What this task involves: Can you retype every record below exactly as written?

(Collection entries)
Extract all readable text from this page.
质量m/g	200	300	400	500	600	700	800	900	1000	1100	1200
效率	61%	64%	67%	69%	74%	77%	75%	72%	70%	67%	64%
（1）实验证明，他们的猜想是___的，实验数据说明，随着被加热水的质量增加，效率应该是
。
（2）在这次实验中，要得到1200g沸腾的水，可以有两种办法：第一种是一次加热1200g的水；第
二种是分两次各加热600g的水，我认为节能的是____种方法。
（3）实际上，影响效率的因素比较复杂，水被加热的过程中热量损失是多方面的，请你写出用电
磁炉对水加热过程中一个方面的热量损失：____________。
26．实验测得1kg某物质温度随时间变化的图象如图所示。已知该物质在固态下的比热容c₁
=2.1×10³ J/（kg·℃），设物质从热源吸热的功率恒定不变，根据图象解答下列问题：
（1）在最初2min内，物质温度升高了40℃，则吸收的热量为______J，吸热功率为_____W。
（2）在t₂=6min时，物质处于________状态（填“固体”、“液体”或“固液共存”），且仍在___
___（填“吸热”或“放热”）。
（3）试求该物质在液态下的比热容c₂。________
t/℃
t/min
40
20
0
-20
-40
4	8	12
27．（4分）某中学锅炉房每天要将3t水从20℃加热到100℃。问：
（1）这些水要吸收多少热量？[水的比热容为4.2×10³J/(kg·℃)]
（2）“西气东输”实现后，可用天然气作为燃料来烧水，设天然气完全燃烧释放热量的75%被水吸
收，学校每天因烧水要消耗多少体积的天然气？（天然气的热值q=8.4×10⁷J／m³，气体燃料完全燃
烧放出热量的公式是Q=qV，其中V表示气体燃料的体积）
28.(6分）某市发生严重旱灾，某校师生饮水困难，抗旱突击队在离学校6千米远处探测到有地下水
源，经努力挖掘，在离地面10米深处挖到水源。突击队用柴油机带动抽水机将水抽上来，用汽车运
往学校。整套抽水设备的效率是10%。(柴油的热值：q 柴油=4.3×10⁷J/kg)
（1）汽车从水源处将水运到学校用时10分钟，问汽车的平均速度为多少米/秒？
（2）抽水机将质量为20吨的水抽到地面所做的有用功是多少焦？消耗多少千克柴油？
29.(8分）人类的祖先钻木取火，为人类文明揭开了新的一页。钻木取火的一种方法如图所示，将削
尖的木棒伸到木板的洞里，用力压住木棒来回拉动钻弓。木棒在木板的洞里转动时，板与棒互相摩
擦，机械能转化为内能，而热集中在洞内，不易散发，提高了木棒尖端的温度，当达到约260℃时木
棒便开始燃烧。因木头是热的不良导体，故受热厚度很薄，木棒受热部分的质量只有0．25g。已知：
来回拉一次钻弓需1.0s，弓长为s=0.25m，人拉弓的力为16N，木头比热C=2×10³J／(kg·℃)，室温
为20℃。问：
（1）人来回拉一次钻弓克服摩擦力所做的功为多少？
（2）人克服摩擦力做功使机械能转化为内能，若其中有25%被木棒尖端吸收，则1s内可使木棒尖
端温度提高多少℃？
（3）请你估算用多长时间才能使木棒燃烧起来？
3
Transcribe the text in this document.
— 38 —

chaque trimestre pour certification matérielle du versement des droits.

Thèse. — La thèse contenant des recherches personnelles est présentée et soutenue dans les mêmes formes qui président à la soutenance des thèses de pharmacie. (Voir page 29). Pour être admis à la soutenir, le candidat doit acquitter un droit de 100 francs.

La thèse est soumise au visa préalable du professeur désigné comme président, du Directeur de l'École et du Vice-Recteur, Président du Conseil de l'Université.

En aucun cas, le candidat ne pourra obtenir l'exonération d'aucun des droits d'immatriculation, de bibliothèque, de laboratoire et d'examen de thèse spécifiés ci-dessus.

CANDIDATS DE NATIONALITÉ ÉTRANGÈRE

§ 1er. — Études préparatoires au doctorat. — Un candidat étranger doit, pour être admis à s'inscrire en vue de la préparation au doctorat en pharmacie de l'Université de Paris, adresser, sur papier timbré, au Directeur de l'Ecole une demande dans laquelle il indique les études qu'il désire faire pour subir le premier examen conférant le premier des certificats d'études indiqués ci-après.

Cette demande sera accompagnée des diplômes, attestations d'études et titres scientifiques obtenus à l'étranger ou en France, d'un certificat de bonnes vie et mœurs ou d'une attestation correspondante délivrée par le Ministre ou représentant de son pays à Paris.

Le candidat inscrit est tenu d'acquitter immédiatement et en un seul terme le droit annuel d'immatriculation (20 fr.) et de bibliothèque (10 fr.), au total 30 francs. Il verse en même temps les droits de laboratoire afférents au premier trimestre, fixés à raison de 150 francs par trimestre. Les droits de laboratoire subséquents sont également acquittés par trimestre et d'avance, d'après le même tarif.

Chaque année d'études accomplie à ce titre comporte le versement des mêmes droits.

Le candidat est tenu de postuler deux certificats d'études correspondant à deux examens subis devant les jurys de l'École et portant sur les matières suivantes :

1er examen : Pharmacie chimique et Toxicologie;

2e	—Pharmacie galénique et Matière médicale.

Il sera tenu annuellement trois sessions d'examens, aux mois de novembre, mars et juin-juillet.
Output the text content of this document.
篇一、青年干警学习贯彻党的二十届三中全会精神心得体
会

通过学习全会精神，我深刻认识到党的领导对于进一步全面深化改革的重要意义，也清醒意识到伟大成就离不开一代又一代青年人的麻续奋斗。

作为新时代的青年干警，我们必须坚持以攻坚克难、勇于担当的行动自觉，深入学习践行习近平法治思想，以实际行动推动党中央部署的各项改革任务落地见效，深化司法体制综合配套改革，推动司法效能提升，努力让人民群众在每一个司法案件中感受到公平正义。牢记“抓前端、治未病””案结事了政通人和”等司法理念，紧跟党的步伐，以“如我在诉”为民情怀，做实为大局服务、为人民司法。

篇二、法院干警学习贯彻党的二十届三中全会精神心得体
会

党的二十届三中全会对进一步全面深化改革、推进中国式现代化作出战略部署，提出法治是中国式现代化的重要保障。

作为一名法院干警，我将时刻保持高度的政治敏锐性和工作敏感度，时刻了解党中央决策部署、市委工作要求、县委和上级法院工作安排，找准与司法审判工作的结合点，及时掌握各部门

Result:
Extract all readable text from this page.
质量m/g	200	300	400	500	600	700	800	900	1000	1100	1200
效率	61%	64%	67%	69%	74%	77%	75%	72%	70%	67%	64%
（1）实验证明，他们的猜想是___的，实验数据说明，随着被加热水的质量增加，效率应该是
。
（2）在这次实验中，要得到1200g沸腾的水，可以有两种办法：第一种是一次加热1200g的水；第
二种是分两次各加热600g的水，我认为节能的是____种方法。
（3）实际上，影响效率的因素比较复杂，水被加热的过程中热量损失是多方面的，请你写出用电
磁炉对水加热过程中一个方面的热量损失：____________。
26．实验测得1kg某物质温度随时间变化的图象如图所示。已知该物质在固态下的比热容c₁
=2.1×10³ J/（kg·℃），设物质从热源吸热的功率恒定不变，根据图象解答下列问题：
（1）在最初2min内，物质温度升高了40℃，则吸收的热量为______J，吸热功率为_____W。
（2）在t₂=6min时，物质处于________状态（填“固体”、“液体”或“固液共存”），且仍在___
___（填“吸热”或“放热”）。
（3）试求该物质在液态下的比热容c₂。________
t/℃
t/min
40
20
0
-20
-40
4	8	12
27．（4分）某中学锅炉房每天要将3t水从20℃加热到100℃。问：
（1）这些水要吸收多少热量？[水的比热容为4.2×10³J/(kg·℃)]
（2）“西气东输”实现后，可用天然气作为燃料来烧水，设天然气完全燃烧释放热量的75%被水吸
收，学校每天因烧水要消耗多少体积的天然气？（天然气的热值q=8.4×10⁷J／m³，气体燃料完全燃
烧放出热量的公式是Q=qV，其中V表示气体燃料的体积）
28.(6分）某市发生严重旱灾，某校师生饮水困难，抗旱突击队在离学校6千米远处探测到有地下水
源，经努力挖掘，在离地面10米深处挖到水源。突击队用柴油机带动抽水机将水抽上来，用汽车运
往学校。整套抽水设备的效率是10%。(柴油的热值：q 柴油=4.3×10⁷J/kg)
（1）汽车从水源处将水运到学校用时10分钟，问汽车的平均速度为多少米/秒？
（2）抽水机将质量为20吨的水抽到地面所做的有用功是多少焦？消耗多少千克柴油？
29.(8分）人类的祖先钻木取火，为人类文明揭开了新的一页。钻木取火的一种方法如图所示，将削
尖的木棒伸到木板的洞里，用力压住木棒来回拉动钻弓。木棒在木板的洞里转动时，板与棒互相摩
擦，机械能转化为内能，而热集中在洞内，不易散发，提高了木棒尖端的温度，当达到约260℃时木
棒便开始燃烧。因木头是热的不良导体，故受热厚度很薄，木棒受热部分的质量只有0．25g。已知：
来回拉一次钻弓需1.0s，弓长为s=0.25m，人拉弓的力为16N，木头比热C=2×10³J／(kg·℃)，室温
为20℃。问：
（1）人来回拉一次钻弓克服摩擦力所做的功为多少？
（2）人克服摩擦力做功使机械能转化为内能，若其中有25%被木棒尖端吸收，则1s内可使木棒尖
端温度提高多少℃？
（3）请你估算用多长时间才能使木棒燃烧起来？
3
Transcribe the text in this document.
— 38 —

chaque trimestre pour certification matérielle du versement des droits.

Thèse. — La thèse contenant des recherches personnelles est présentée et soutenue dans les mêmes formes qui président à la soutenance des thèses de pharmacie. (Voir page 29). Pour être admis à la soutenir, le candidat doit acquitter un droit de 100 francs.

La thèse est soumise au visa préalable du professeur désigné comme président, du Directeur de l'École et du Vice-Recteur, Président du Conseil de l'Université.

En aucun cas, le candidat ne pourra obtenir l'exonération d'aucun des droits d'immatriculation, de bibliothèque, de laboratoire et d'examen de thèse spécifiés ci-dessus.

CANDIDATS DE NATIONALITÉ ÉTRANGÈRE

§ 1er. — Études préparatoires au doctorat. — Un candidat étranger doit, pour être admis à s'inscrire en vue de la préparation au doctorat en pharmacie de l'Université de Paris, adresser, sur papier timbré, au Directeur de l'Ecole une demande dans laquelle il indique les études qu'il désire faire pour subir le premier examen conférant le premier des certificats d'études indiqués ci-après.

Cette demande sera accompagnée des diplômes, attestations d'études et titres scientifiques obtenus à l'étranger ou en France, d'un certificat de bonnes vie et mœurs ou d'une attestation correspondante délivrée par le Ministre ou représentant de son pays à Paris.

Le candidat inscrit est tenu d'acquitter immédiatement et en un seul terme le droit annuel d'immatriculation (20 fr.) et de bibliothèque (10 fr.), au total 30 francs. Il verse en même temps les droits de laboratoire afférents au premier trimestre, fixés à raison de 150 francs par trimestre. Les droits de laboratoire subséquents sont également acquittés par trimestre et d'avance, d'après le même tarif.

Chaque année d'études accomplie à ce titre comporte le versement des mêmes droits.

Le candidat est tenu de postuler deux certificats d'études correspondant à deux examens subis devant les jurys de l'École et portant sur les matières suivantes :

1er examen : Pharmacie chimique et Toxicologie;

2e	—Pharmacie galénique et Matière médicale.

Il sera tenu annuellement trois sessions d'examens, aux mois de novembre, mars et juin-juillet.
Output the text content of this document.
篇一、青年干警学习贯彻党的二十届三中全会精神心得体
会

通过学习全会精神，我深刻认识到党的领导对于进一步全面深化改革的重要意义，也清醒意识到伟大成就离不开一代又一代青年人的麻续奋斗。

作为新时代的青年干警，我们必须坚持以攻坚克难、勇于担当的行动自觉，深入学习践行习近平法治思想，以实际行动推动党中央部署的各项改革任务落地见效，深化司法体制综合配套改革，推动司法效能提升，努力让人民群众在每一个司法案件中感受到公平正义。牢记“抓前端、治未病””案结事了政通人和”等司法理念，紧跟党的步伐，以“如我在诉”为民情怀，做实为大局服务、为人民司法。

篇二、法院干警学习贯彻党的二十届三中全会精神心得体
会

党的二十届三中全会对进一步全面深化改革、推进中国式现代化作出战略部署，提出法治是中国式现代化的重要保障。

作为一名法院干警，我将时刻保持高度的政治敏锐性和工作敏感度，时刻了解党中央决策部署、市委工作要求、县委和上级法院工作安排，找准与司法审判工作的结合点，及时掌握各部门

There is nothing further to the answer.